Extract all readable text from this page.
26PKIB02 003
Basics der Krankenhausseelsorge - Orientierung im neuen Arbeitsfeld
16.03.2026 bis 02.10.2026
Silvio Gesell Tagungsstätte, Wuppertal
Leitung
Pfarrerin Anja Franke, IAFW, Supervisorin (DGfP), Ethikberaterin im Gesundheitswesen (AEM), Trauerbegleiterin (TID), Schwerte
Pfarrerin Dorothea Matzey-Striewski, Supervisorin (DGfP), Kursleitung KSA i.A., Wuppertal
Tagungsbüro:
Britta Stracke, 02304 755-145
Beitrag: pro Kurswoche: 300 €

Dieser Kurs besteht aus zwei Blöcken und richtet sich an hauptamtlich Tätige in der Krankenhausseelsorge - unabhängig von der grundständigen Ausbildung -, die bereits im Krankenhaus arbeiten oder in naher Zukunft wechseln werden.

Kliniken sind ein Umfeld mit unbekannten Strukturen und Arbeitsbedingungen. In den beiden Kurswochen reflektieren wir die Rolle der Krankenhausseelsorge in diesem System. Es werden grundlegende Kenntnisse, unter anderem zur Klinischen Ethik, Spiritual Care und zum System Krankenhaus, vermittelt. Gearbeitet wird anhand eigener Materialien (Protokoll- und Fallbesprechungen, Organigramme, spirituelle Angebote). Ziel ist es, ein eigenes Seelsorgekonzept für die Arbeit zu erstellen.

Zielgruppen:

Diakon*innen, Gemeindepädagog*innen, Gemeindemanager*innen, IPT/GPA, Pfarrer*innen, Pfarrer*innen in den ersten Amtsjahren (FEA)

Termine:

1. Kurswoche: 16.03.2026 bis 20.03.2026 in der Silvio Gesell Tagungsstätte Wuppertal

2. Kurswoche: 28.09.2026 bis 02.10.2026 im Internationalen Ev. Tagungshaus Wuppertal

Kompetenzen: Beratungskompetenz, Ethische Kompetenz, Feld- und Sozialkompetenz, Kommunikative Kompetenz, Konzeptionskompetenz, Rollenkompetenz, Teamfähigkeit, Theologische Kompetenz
= = = =
Problem description:
Number of lines containing the word "Tagungsstätte" in the listing: state it, and add no other text.

Exercise response:
2